>> Start Stored data

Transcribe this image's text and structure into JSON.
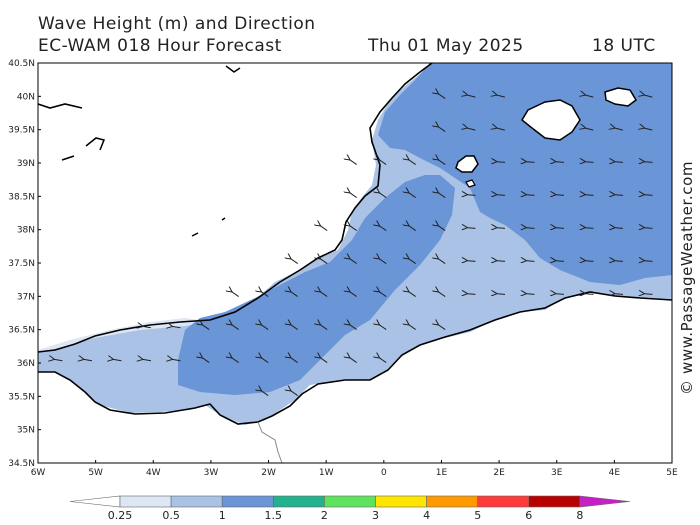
{
  "header": {
    "title": "Wave Height (m) and Direction",
    "model": "EC-WAM 018 Hour Forecast",
    "date": "Thu 01 May 2025",
    "time": "18 UTC"
  },
  "credit": "© www.PassageWeather.com",
  "axes": {
    "lat_labels": [
      "40.5N",
      "40N",
      "39.5N",
      "39N",
      "38.5N",
      "38N",
      "37.5N",
      "37N",
      "36.5N",
      "36N",
      "35.5N",
      "35N",
      "34.5N"
    ],
    "lon_labels": [
      "6W",
      "5W",
      "4W",
      "3W",
      "2W",
      "1W",
      "0",
      "1E",
      "2E",
      "3E",
      "4E",
      "5E"
    ]
  },
  "legend": {
    "ticks": [
      "0.25",
      "0.5",
      "1",
      "1.5",
      "2",
      "3",
      "4",
      "5",
      "6",
      "8"
    ],
    "colors": [
      "#ffffff",
      "#dde6f5",
      "#a9c2e6",
      "#6a95d6",
      "#22b28e",
      "#5fe35f",
      "#ffe600",
      "#ff9900",
      "#ff3a3a",
      "#b80000",
      "#c81ec8"
    ]
  },
  "colors": {
    "sea_low": "#dde6f5",
    "sea_mid": "#a9c2e6",
    "sea_high": "#6a95d6",
    "land": "#ffffff",
    "coast": "#000000"
  }
}
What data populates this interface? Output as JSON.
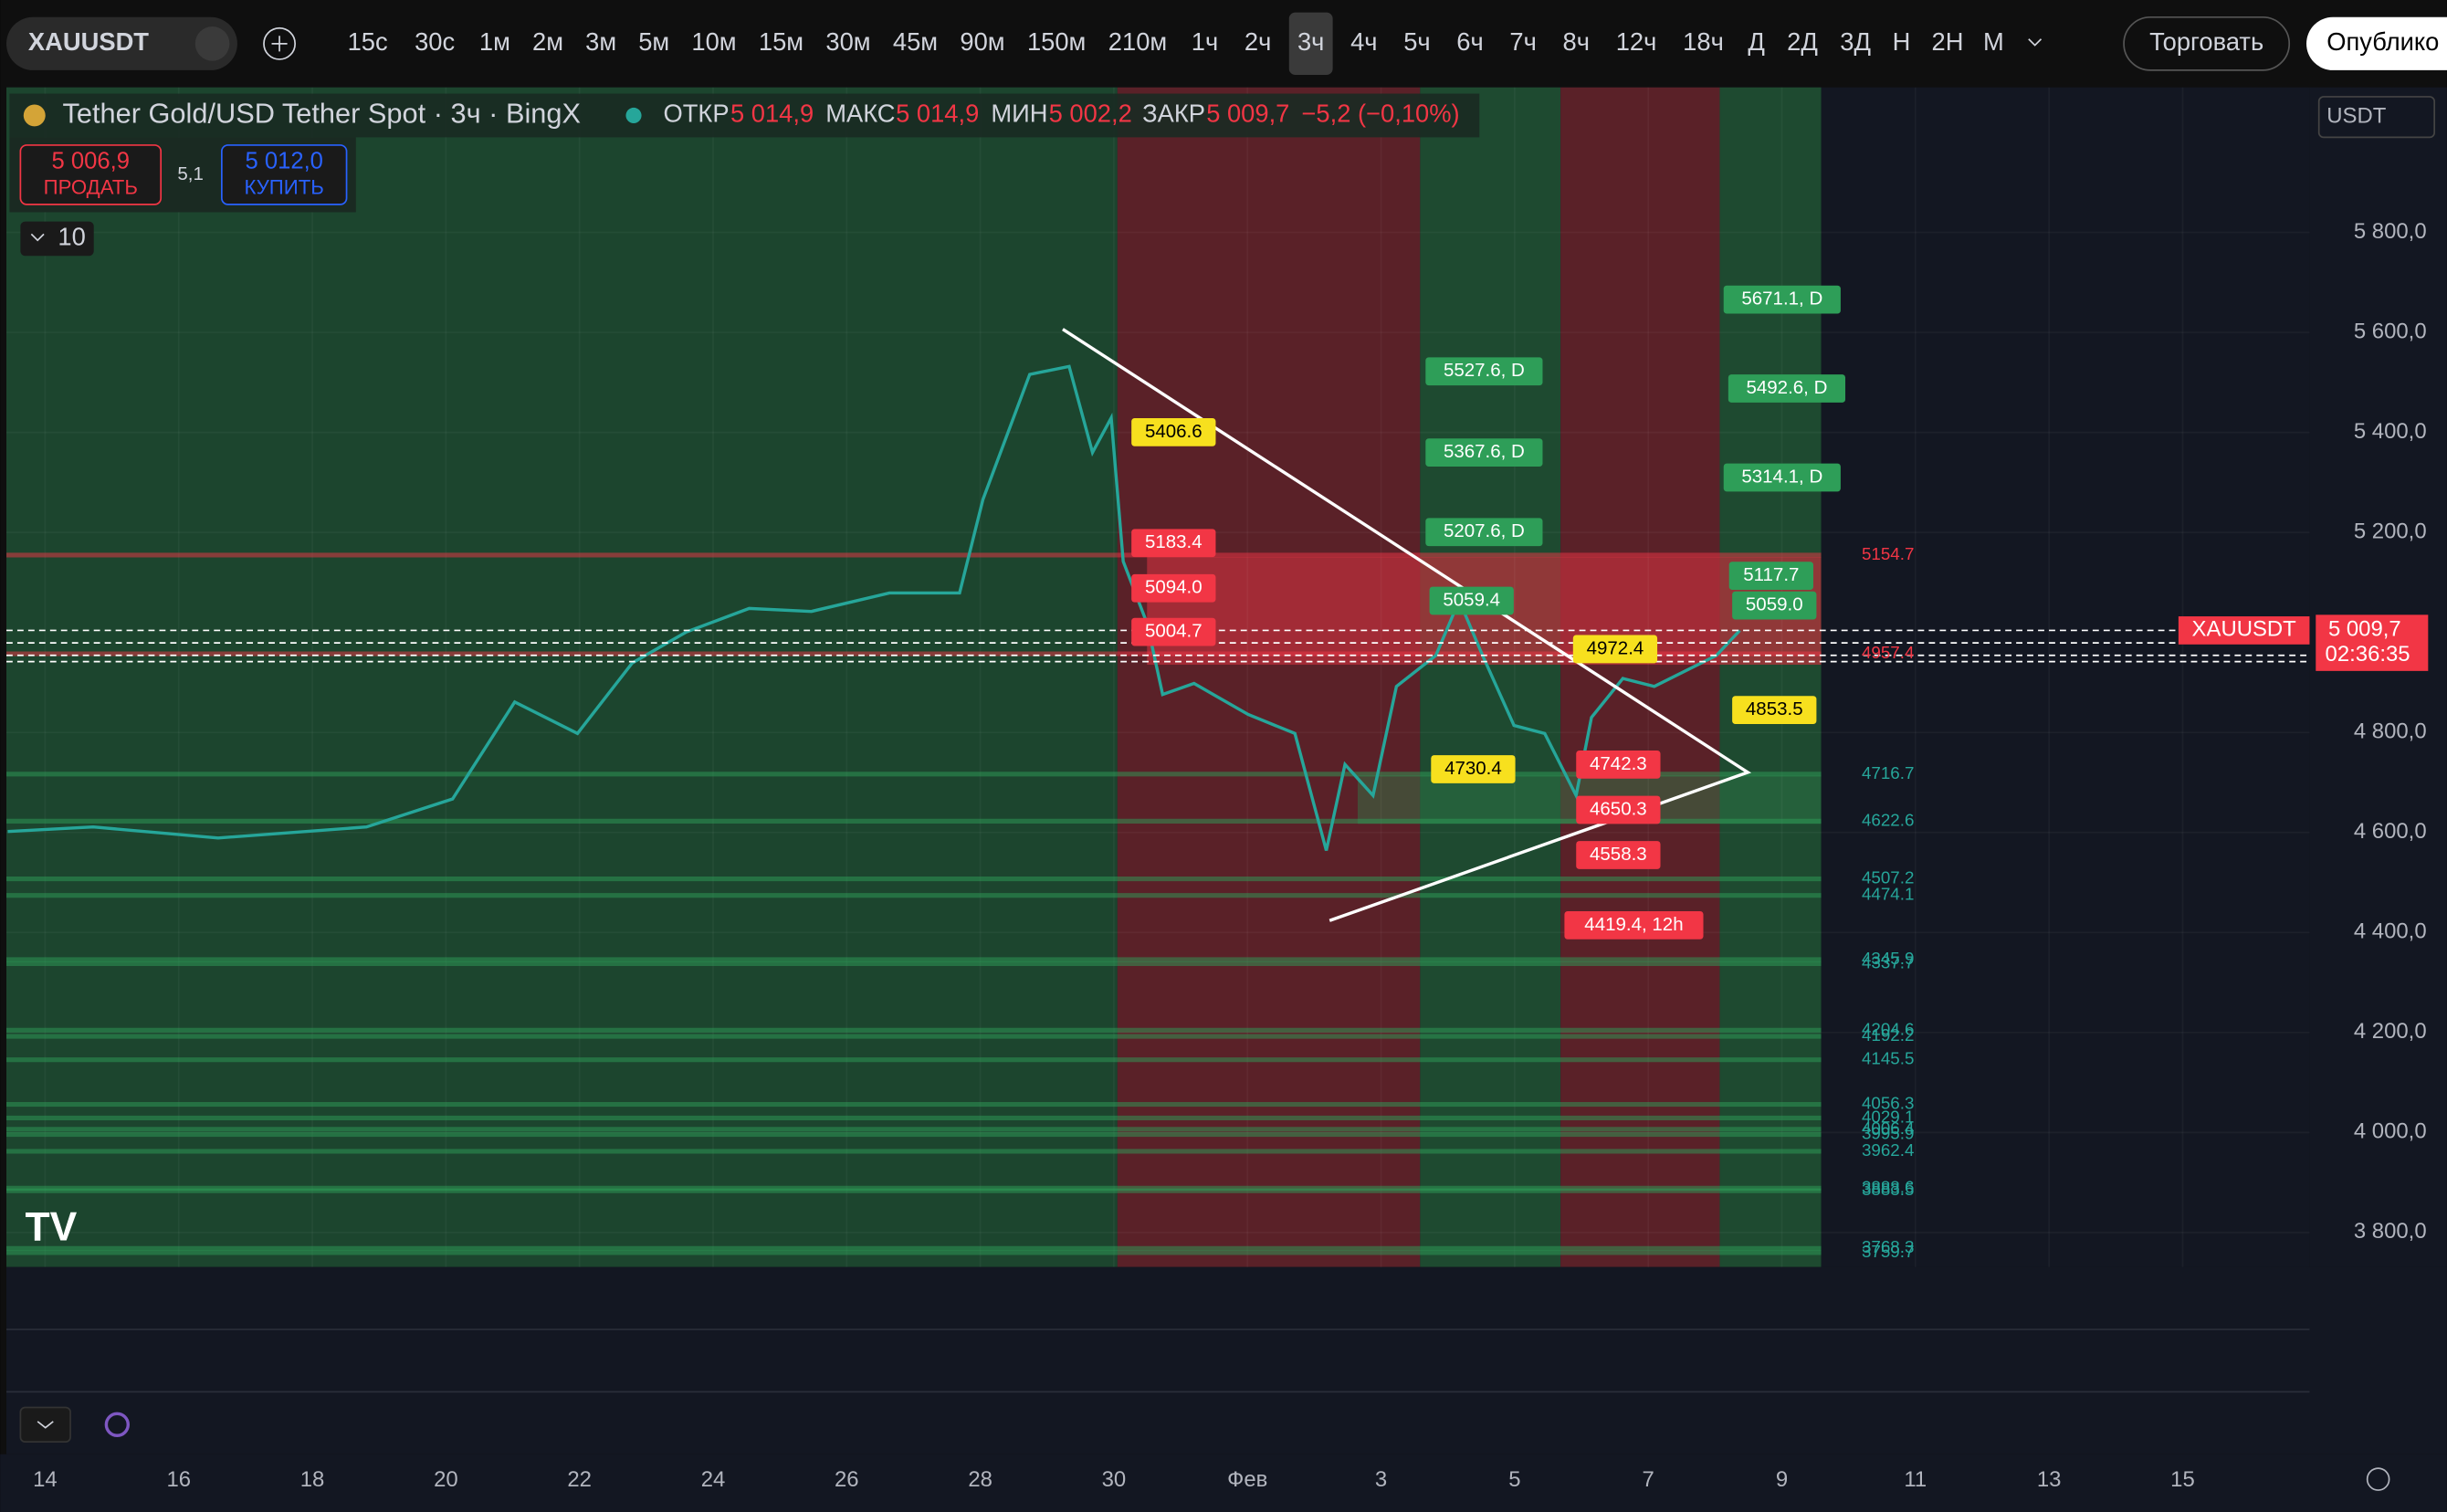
{
  "toolbar": {
    "symbol": "XAUUSDT",
    "timeframes": [
      "15с",
      "30с",
      "1м",
      "2м",
      "3м",
      "5м",
      "10м",
      "15м",
      "30м",
      "45м",
      "90м",
      "150м",
      "210м",
      "1ч",
      "2ч",
      "3ч",
      "4ч",
      "5ч",
      "6ч",
      "7ч",
      "8ч",
      "12ч",
      "18ч",
      "Д",
      "2Д",
      "3Д",
      "Н",
      "2Н",
      "М"
    ],
    "active": "3ч",
    "trade": "Торговать",
    "publish": "Опублико"
  },
  "legend": {
    "title": "Tether Gold/USD Tether Spot · 3ч · BingX",
    "open_label": "ОТКР",
    "open": "5 014,9",
    "high_label": "МАКС",
    "high": "5 014,9",
    "low_label": "МИН",
    "low": "5 002,2",
    "close_label": "ЗАКР",
    "close": "5 009,7",
    "change": "−5,2 (−0,10%)"
  },
  "trade": {
    "sell_price": "5 006,9",
    "sell": "ПРОДАТЬ",
    "spread": "5,1",
    "buy_price": "5 012,0",
    "buy": "КУПИТЬ"
  },
  "indicators_count": "10",
  "currency": "USDT",
  "chart": {
    "ylim": [
      3731,
      6090
    ],
    "yticks": [
      {
        "value": 5800,
        "label": "5 800,0"
      },
      {
        "value": 5600,
        "label": "5 600,0"
      },
      {
        "value": 5400,
        "label": "5 400,0"
      },
      {
        "value": 5200,
        "label": "5 200,0"
      },
      {
        "value": 4800,
        "label": "4 800,0"
      },
      {
        "value": 4600,
        "label": "4 600,0"
      },
      {
        "value": 4400,
        "label": "4 400,0"
      },
      {
        "value": 4200,
        "label": "4 200,0"
      },
      {
        "value": 4000,
        "label": "4 000,0"
      },
      {
        "value": 3800,
        "label": "3 800,0"
      }
    ],
    "xlim": [
      -0.58,
      33.9
    ],
    "xticks": [
      {
        "value": 0,
        "label": "14"
      },
      {
        "value": 2,
        "label": "16"
      },
      {
        "value": 4,
        "label": "18"
      },
      {
        "value": 6,
        "label": "20"
      },
      {
        "value": 8,
        "label": "22"
      },
      {
        "value": 10,
        "label": "24"
      },
      {
        "value": 12,
        "label": "26"
      },
      {
        "value": 14,
        "label": "28"
      },
      {
        "value": 16,
        "label": "30"
      },
      {
        "value": 18,
        "label": "Фев"
      },
      {
        "value": 20,
        "label": "3"
      },
      {
        "value": 22,
        "label": "5"
      },
      {
        "value": 24,
        "label": "7"
      },
      {
        "value": 26,
        "label": "9"
      },
      {
        "value": 28,
        "label": "11"
      },
      {
        "value": 30,
        "label": "13"
      },
      {
        "value": 32,
        "label": "15"
      }
    ],
    "price": {
      "color": "#26a69a",
      "x": [
        -0.56,
        0.72,
        2.59,
        4.81,
        6.1,
        7.03,
        7.97,
        8.79,
        9.6,
        10.54,
        11.47,
        12.64,
        13.69,
        14.04,
        14.74,
        15.33,
        15.68,
        15.96,
        16.14,
        16.5,
        16.73,
        17.2,
        18.01,
        18.71,
        19.18,
        19.46,
        19.88,
        20.23,
        20.82,
        21.17,
        21.52,
        21.99,
        22.45,
        22.92,
        23.15,
        23.62,
        24.09,
        25.02,
        25.37
      ],
      "values": [
        4602,
        4611,
        4589,
        4611,
        4667,
        4861,
        4798,
        4939,
        5001,
        5048,
        5042,
        5079,
        5079,
        5266,
        5516,
        5532,
        5360,
        5429,
        5142,
        5017,
        4876,
        4898,
        4836,
        4798,
        4564,
        4736,
        4674,
        4892,
        4954,
        5064,
        4954,
        4814,
        4798,
        4674,
        4830,
        4908,
        4892,
        4954,
        5004
      ]
    },
    "levels": [
      5154.7,
      4957.4,
      4716.7,
      4622.6,
      4507.2,
      4474.1,
      4345.9,
      4337.7,
      4204.6,
      4192.2,
      4145.5,
      4056.3,
      4029.1,
      4006.4,
      3995.9,
      3962.4,
      3888.6,
      3883.5,
      3768.3,
      3759.7
    ],
    "tags": [
      "5406.6",
      "5183.4",
      "5094.0",
      "5004.7",
      "5527.6, D",
      "5367.6, D",
      "5207.6, D",
      "5059.4",
      "4972.4",
      "4730.4",
      "4742.3",
      "4650.3",
      "4558.3",
      "4419.4, 12h",
      "5671.1, D",
      "5492.6, D",
      "5314.1, D",
      "5117.7",
      "5059.0",
      "4853.5"
    ],
    "last": {
      "symbol": "XAUUSDT",
      "price": "5 009,7",
      "countdown": "02:36:35"
    }
  }
}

>> End Stored data

## What is asked
Print out every entry above without changing a word, and leave out the pictures.

## Task answer
Transcribe this image's text and structure into JSON.
{
  "header": {
    "title": "Wave Height (m) and Direction",
    "model": "EC-WAM 018 Hour Forecast",
    "date": "Thu 01 May 2025",
    "time": "18 UTC"
  },
  "credit": "© www.PassageWeather.com",
  "axes": {
    "lat_labels": [
      "40.5N",
      "40N",
      "39.5N",
      "39N",
      "38.5N",
      "38N",
      "37.5N",
      "37N",
      "36.5N",
      "36N",
      "35.5N",
      "35N",
      "34.5N"
    ],
    "lon_labels": [
      "6W",
      "5W",
      "4W",
      "3W",
      "2W",
      "1W",
      "0",
      "1E",
      "2E",
      "3E",
      "4E",
      "5E"
    ]
  },
  "legend": {
    "ticks": [
      "0.25",
      "0.5",
      "1",
      "1.5",
      "2",
      "3",
      "4",
      "5",
      "6",
      "8"
    ],
    "colors": [
      "#ffffff",
      "#dde6f5",
      "#a9c2e6",
      "#6a95d6",
      "#22b28e",
      "#5fe35f",
      "#ffe600",
      "#ff9900",
      "#ff3a3a",
      "#b80000",
      "#c81ec8"
    ]
  },
  "colors": {
    "sea_low": "#dde6f5",
    "sea_mid": "#a9c2e6",
    "sea_high": "#6a95d6",
    "land": "#ffffff",
    "coast": "#000000"
  }
}
What data populates this interface? Output as JSON.
{
  "toolbar": {
    "symbol": "XAUUSDT",
    "timeframes": [
      "15с",
      "30с",
      "1м",
      "2м",
      "3м",
      "5м",
      "10м",
      "15м",
      "30м",
      "45м",
      "90м",
      "150м",
      "210м",
      "1ч",
      "2ч",
      "3ч",
      "4ч",
      "5ч",
      "6ч",
      "7ч",
      "8ч",
      "12ч",
      "18ч",
      "Д",
      "2Д",
      "3Д",
      "Н",
      "2Н",
      "М"
    ],
    "active": "3ч",
    "trade": "Торговать",
    "publish": "Опублико"
  },
  "legend": {
    "title": "Tether Gold/USD Tether Spot · 3ч · BingX",
    "open_label": "ОТКР",
    "open": "5 014,9",
    "high_label": "МАКС",
    "high": "5 014,9",
    "low_label": "МИН",
    "low": "5 002,2",
    "close_label": "ЗАКР",
    "close": "5 009,7",
    "change": "−5,2 (−0,10%)"
  },
  "trade": {
    "sell_price": "5 006,9",
    "sell": "ПРОДАТЬ",
    "spread": "5,1",
    "buy_price": "5 012,0",
    "buy": "КУПИТЬ"
  },
  "indicators_count": "10",
  "currency": "USDT",
  "chart": {
    "ylim": [
      3731,
      6090
    ],
    "yticks": [
      {
        "value": 5800,
        "label": "5 800,0"
      },
      {
        "value": 5600,
        "label": "5 600,0"
      },
      {
        "value": 5400,
        "label": "5 400,0"
      },
      {
        "value": 5200,
        "label": "5 200,0"
      },
      {
        "value": 4800,
        "label": "4 800,0"
      },
      {
        "value": 4600,
        "label": "4 600,0"
      },
      {
        "value": 4400,
        "label": "4 400,0"
      },
      {
        "value": 4200,
        "label": "4 200,0"
      },
      {
        "value": 4000,
        "label": "4 000,0"
      },
      {
        "value": 3800,
        "label": "3 800,0"
      }
    ],
    "xlim": [
      -0.58,
      33.9
    ],
    "xticks": [
      {
        "value": 0,
        "label": "14"
      },
      {
        "value": 2,
        "label": "16"
      },
      {
        "value": 4,
        "label": "18"
      },
      {
        "value": 6,
        "label": "20"
      },
      {
        "value": 8,
        "label": "22"
      },
      {
        "value": 10,
        "label": "24"
      },
      {
        "value": 12,
        "label": "26"
      },
      {
        "value": 14,
        "label": "28"
      },
      {
        "value": 16,
        "label": "30"
      },
      {
        "value": 18,
        "label": "Фев"
      },
      {
        "value": 20,
        "label": "3"
      },
      {
        "value": 22,
        "label": "5"
      },
      {
        "value": 24,
        "label": "7"
      },
      {
        "value": 26,
        "label": "9"
      },
      {
        "value": 28,
        "label": "11"
      },
      {
        "value": 30,
        "label": "13"
      },
      {
        "value": 32,
        "label": "15"
      }
    ],
    "price": {
      "color": "#26a69a",
      "x": [
        -0.56,
        0.72,
        2.59,
        4.81,
        6.1,
        7.03,
        7.97,
        8.79,
        9.6,
        10.54,
        11.47,
        12.64,
        13.69,
        14.04,
        14.74,
        15.33,
        15.68,
        15.96,
        16.14,
        16.5,
        16.73,
        17.2,
        18.01,
        18.71,
        19.18,
        19.46,
        19.88,
        20.23,
        20.82,
        21.17,
        21.52,
        21.99,
        22.45,
        22.92,
        23.15,
        23.62,
        24.09,
        25.02,
        25.37
      ],
      "values": [
        4602,
        4611,
        4589,
        4611,
        4667,
        4861,
        4798,
        4939,
        5001,
        5048,
        5042,
        5079,
        5079,
        5266,
        5516,
        5532,
        5360,
        5429,
        5142,
        5017,
        4876,
        4898,
        4836,
        4798,
        4564,
        4736,
        4674,
        4892,
        4954,
        5064,
        4954,
        4814,
        4798,
        4674,
        4830,
        4908,
        4892,
        4954,
        5004
      ]
    },
    "levels": [
      5154.7,
      4957.4,
      4716.7,
      4622.6,
      4507.2,
      4474.1,
      4345.9,
      4337.7,
      4204.6,
      4192.2,
      4145.5,
      4056.3,
      4029.1,
      4006.4,
      3995.9,
      3962.4,
      3888.6,
      3883.5,
      3768.3,
      3759.7
    ],
    "tags": [
      "5406.6",
      "5183.4",
      "5094.0",
      "5004.7",
      "5527.6, D",
      "5367.6, D",
      "5207.6, D",
      "5059.4",
      "4972.4",
      "4730.4",
      "4742.3",
      "4650.3",
      "4558.3",
      "4419.4, 12h",
      "5671.1, D",
      "5492.6, D",
      "5314.1, D",
      "5117.7",
      "5059.0",
      "4853.5"
    ],
    "last": {
      "symbol": "XAUUSDT",
      "price": "5 009,7",
      "countdown": "02:36:35"
    }
  }
}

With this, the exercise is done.